[Extract provided]:
SUMMARY OF THE INVENTION

The present inventive concept provides a transfer voltage control method of an image forming apparatus to control an optimum voltage by measuring a variation in resistance of a transfer unit.

Additional aspects and utilities of the present general inventive concept will be set forth in part in the description which follows and, in part, will be obvious from the description, or may be learned by practice of the general inventive concept.

The foregoing and/or other aspects and utilities of the present general inventive concept may be achieved by providing a transfer voltage control method of an image forming apparatus, the method including supplying a first measurement voltage to a first transfer member and a second transfer member, measuring a variation in resistance of the first transfer member by supplying a second measurement voltage to the first transfer member during a first period of time T1, and measuring a variation in resistance of the second transfer member by supplying the second measurement voltage during a time T2.

The measuring the variation in the resistance of the first and second transfer members may be executed at a predetermined interval.

An absolute value of the second measurement voltage may be greater than an absolute value of the first measurement voltage, may be a result of increasing the first measurement voltage by predetermined amounts of voltage, and may be supplied two to three times.

The variation in the resistance of the first and second transfer members may be computed as an average of variation values in resistance of a plurality of second measurement voltages.

The first period of time required to supply increased voltage to the first transfer member may be set differently from the second period of time required to supply the increased voltage to the second transfer member.

The first transfer member may be a transfer drum, and the second transfer member may be a transfer roller.

The foregoing and/or other aspects and utilities of the present general inventive concept may also be achieved by providing a transfer voltage control method of an image forming apparatus, the method including supplying a first measurement voltage to a transfer drum and a transfer roller, measuring a variation in resistance by supplying a second measurement voltage to the transfer drum during a first period of time, changing the second measurement voltage supplied to the transfer drum into the first measurement voltage, measuring a variation in resistance by supplying the second measurement voltage to the transfer roller during a second period of time, and releasing the voltage supplied to the transfer drum and the transfer roller.

An absolute value of the second measurement voltage may be greater than an absolute value of the first measurement voltage, and may be a result of increasing the first measurement voltage by predetermined amounts of voltage.

[Tasks to perform]:
1. Give the part of the listing that opens with the line containing "svg-text:25 Jul 23:00: 25" and closes with the line containing "svg-text:30 Aug 16:00: 30" as a Markdown table with the columns Row and Line, leaving out any blank lines.
2. Take the transfer voltage summary further, picking up right after its final sentence.
The transfer voltage summary and the listing come from unrelated sources.

Entries for labeled regions
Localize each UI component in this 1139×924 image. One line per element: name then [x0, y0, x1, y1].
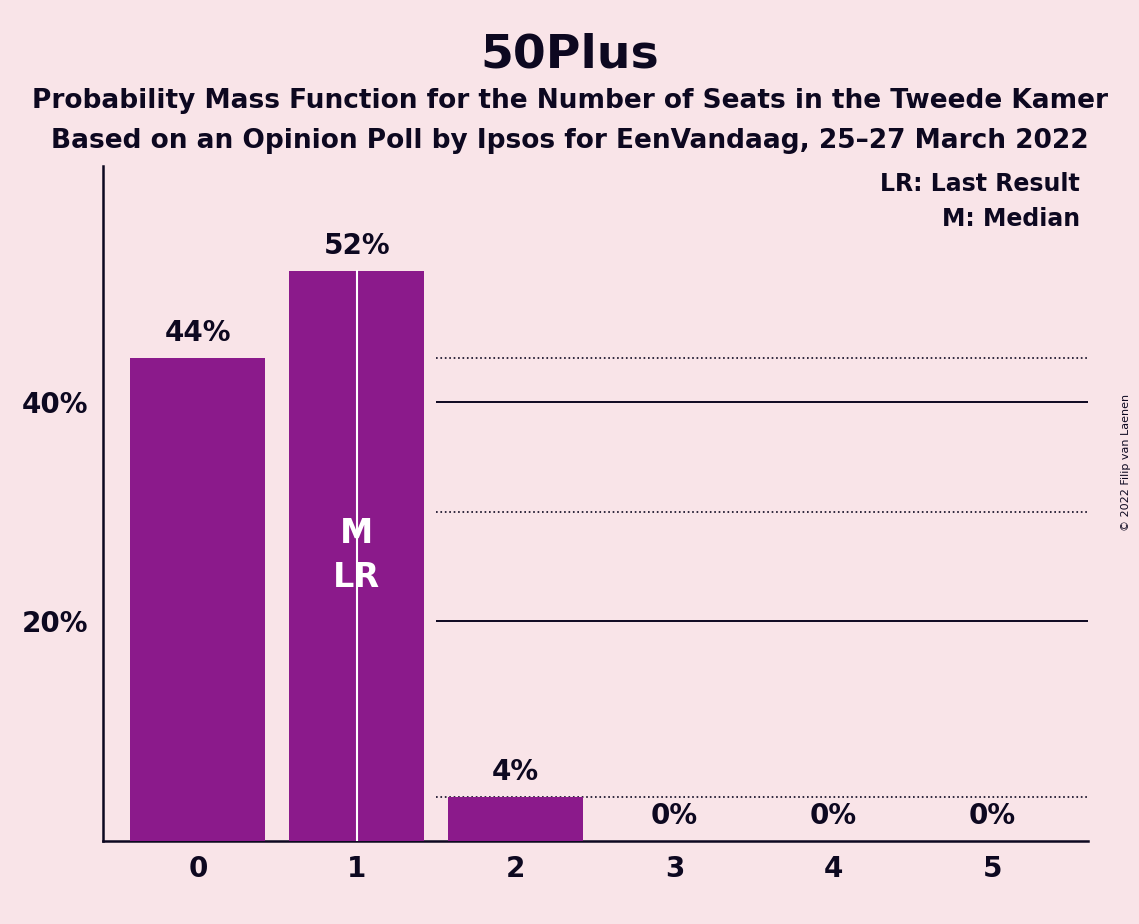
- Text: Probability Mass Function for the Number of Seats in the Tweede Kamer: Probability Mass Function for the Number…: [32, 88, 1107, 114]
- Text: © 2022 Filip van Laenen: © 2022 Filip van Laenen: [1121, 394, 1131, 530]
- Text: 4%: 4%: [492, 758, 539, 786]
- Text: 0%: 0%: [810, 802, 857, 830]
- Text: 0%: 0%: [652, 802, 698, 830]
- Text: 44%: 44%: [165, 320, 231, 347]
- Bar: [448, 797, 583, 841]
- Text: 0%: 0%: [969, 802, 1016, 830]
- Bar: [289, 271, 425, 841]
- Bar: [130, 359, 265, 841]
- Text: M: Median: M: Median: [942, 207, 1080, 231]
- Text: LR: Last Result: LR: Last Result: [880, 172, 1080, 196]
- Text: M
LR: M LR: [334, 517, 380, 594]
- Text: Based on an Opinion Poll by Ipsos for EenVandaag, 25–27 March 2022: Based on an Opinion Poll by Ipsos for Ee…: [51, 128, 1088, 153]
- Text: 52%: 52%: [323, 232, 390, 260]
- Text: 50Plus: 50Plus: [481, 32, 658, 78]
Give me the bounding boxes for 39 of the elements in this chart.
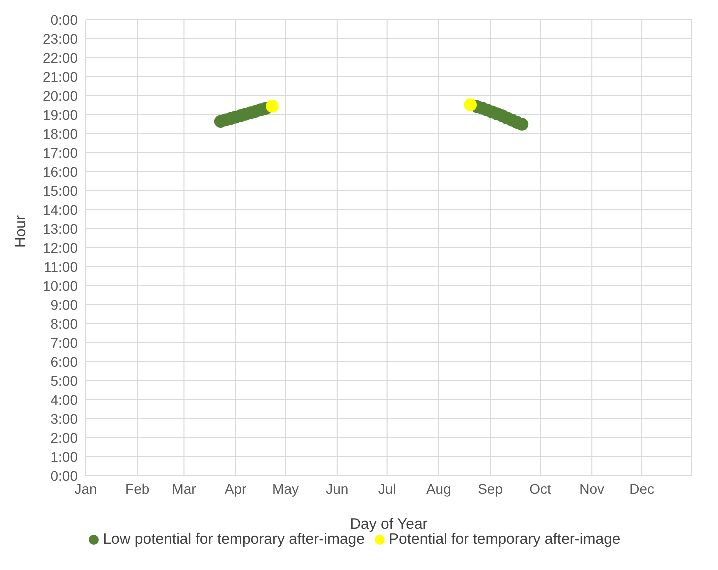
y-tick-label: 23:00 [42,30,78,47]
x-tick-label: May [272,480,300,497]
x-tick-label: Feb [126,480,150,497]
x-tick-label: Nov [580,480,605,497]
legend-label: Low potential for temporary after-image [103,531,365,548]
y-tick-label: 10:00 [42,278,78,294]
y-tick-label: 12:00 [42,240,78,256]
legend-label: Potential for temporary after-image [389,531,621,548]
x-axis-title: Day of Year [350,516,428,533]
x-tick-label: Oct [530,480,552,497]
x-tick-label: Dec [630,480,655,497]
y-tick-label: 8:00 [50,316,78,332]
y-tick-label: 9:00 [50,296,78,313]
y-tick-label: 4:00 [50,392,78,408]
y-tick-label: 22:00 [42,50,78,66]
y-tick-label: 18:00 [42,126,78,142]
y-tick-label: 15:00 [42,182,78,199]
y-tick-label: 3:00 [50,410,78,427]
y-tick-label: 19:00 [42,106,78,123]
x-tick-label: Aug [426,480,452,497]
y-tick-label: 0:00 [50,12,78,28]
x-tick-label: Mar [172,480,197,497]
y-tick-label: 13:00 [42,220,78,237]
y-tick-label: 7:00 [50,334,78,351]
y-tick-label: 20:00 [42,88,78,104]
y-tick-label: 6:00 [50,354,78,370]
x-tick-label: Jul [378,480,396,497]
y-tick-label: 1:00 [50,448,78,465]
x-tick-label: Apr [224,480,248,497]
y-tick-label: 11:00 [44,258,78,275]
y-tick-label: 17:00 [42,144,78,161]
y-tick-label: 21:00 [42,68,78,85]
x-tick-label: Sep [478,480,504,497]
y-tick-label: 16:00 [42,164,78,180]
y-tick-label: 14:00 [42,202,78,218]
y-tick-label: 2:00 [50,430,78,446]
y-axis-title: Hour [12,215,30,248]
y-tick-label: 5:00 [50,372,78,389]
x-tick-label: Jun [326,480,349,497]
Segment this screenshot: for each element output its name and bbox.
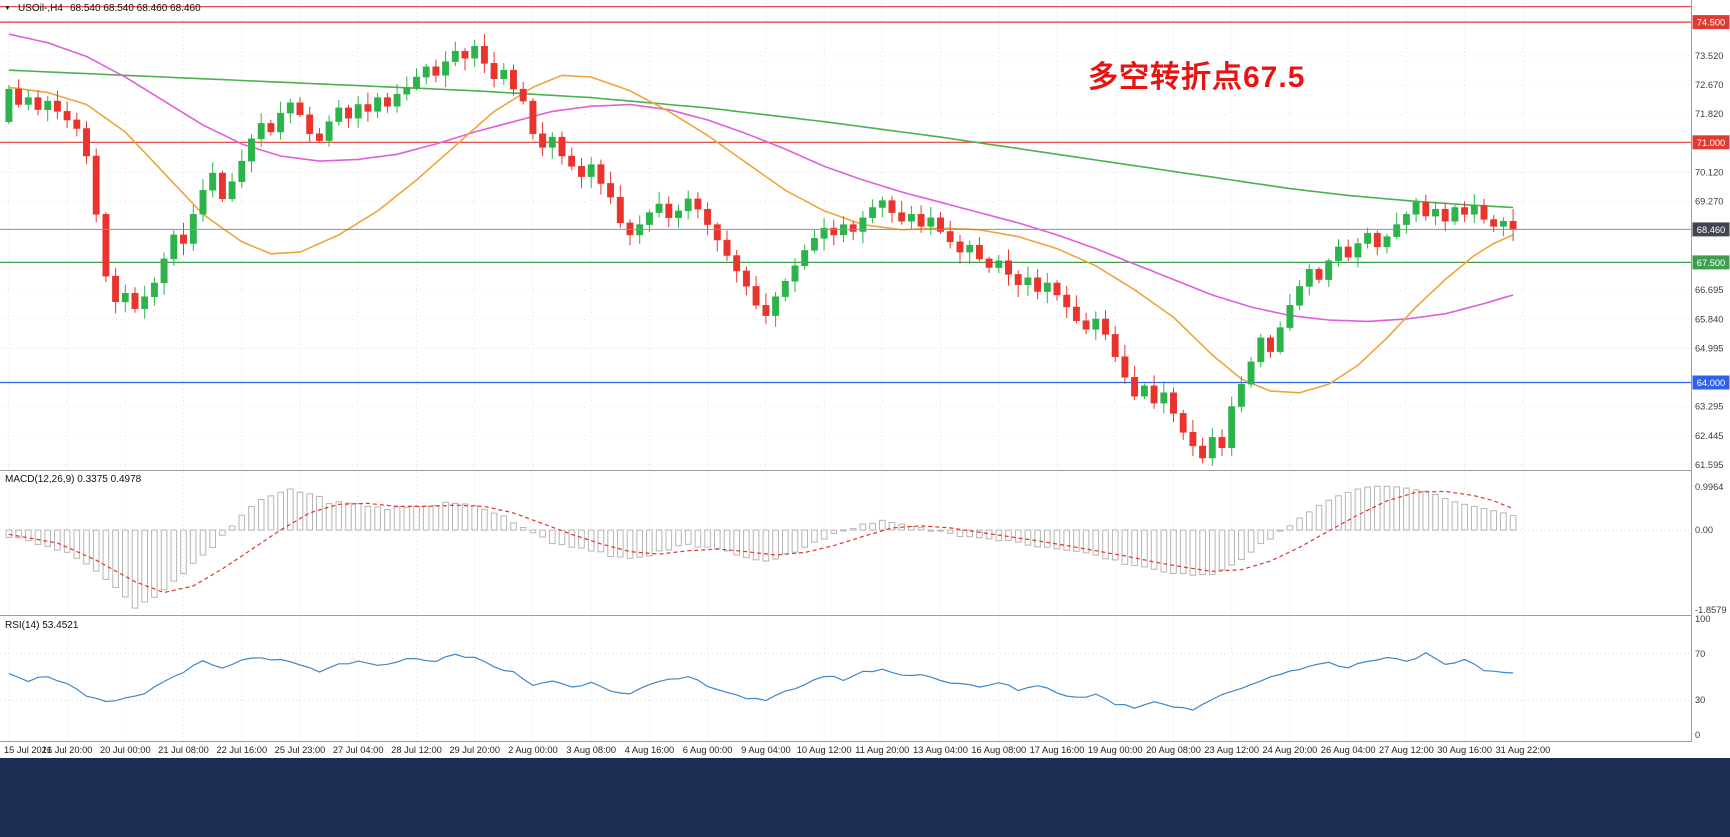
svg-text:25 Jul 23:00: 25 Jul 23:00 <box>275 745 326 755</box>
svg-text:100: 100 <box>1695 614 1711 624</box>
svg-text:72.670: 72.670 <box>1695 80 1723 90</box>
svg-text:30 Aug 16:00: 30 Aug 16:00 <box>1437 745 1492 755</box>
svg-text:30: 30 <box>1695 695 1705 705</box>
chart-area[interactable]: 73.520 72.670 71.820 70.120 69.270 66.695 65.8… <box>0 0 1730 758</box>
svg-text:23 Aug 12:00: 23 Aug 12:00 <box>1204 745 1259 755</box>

[Replies]:
1.
| Row | Line |
|---|---|
| 1 | svg-text:25 Jul 23:00: 25 Jul 23:00 <box>275 745 326 755</box> |
| 2 | svg-text:100: 100 <box>1695 614 1711 624</box> |
| 3 | svg-text:72.670: 72.670 <box>1695 80 1723 90</box> |
| 4 | svg-text:30 Aug 16:00: 30 Aug 16:00 <box>1437 745 1492 755</box> |

2.
The foregoing and/or other aspects and utilities of the present general inventive concept may also be achieved by providing a transfer voltage control method of an image forming apparatus including supplying a first measurement current to a transfer drum and a transfer roller, measuring a variation in resistance by supplying second measurement current to the transfer drum during a first period of time, changing the second measurement current supplied to the transfer drum into the first measurement current, measuring a variation in resistance by supplying second measurement current to the transfer roller during a second period of time, and releasing the current supplied to the transfer drum and the transfer roller.

The second measurement current may be greater than the first measurement current.

The second measurement current may be a result of increasing the first measurement current by predetermined amounts of current.

The foregoing and/or other aspects and utilities of the general inventive concept may also be achieved by providing an image forming apparatus including a developing unit to develop an image, a transfer unit to transfer the image, and having a first transfer member and a second transfer member and a high voltage power supply to transmit a transfer voltage to the developing unit and the transfer unit, wherein the transfer voltage is an optimum transfer voltage that reflects accurately measured variations in resistances of the first transfer member and the second transfer member, respectively.

The foregoing and/or other aspects and utilities of the general inventive concept may also be achieved by providing a transfer voltage controlling unit usable with an image forming apparatus, the transfer voltage controlling unit including a power supply to supply a first measurement current to a first transfer member and a second transfer member and a measuring unit to measure a variation in resistance of the first transfer member and the second transfer member, respectively, wherein the variation of the first transfer member and the second transfer member is measured by the power supply supplying a second measurement current to the first transfer member during a first period of time and to the second transfer member during a second period of time, respectively.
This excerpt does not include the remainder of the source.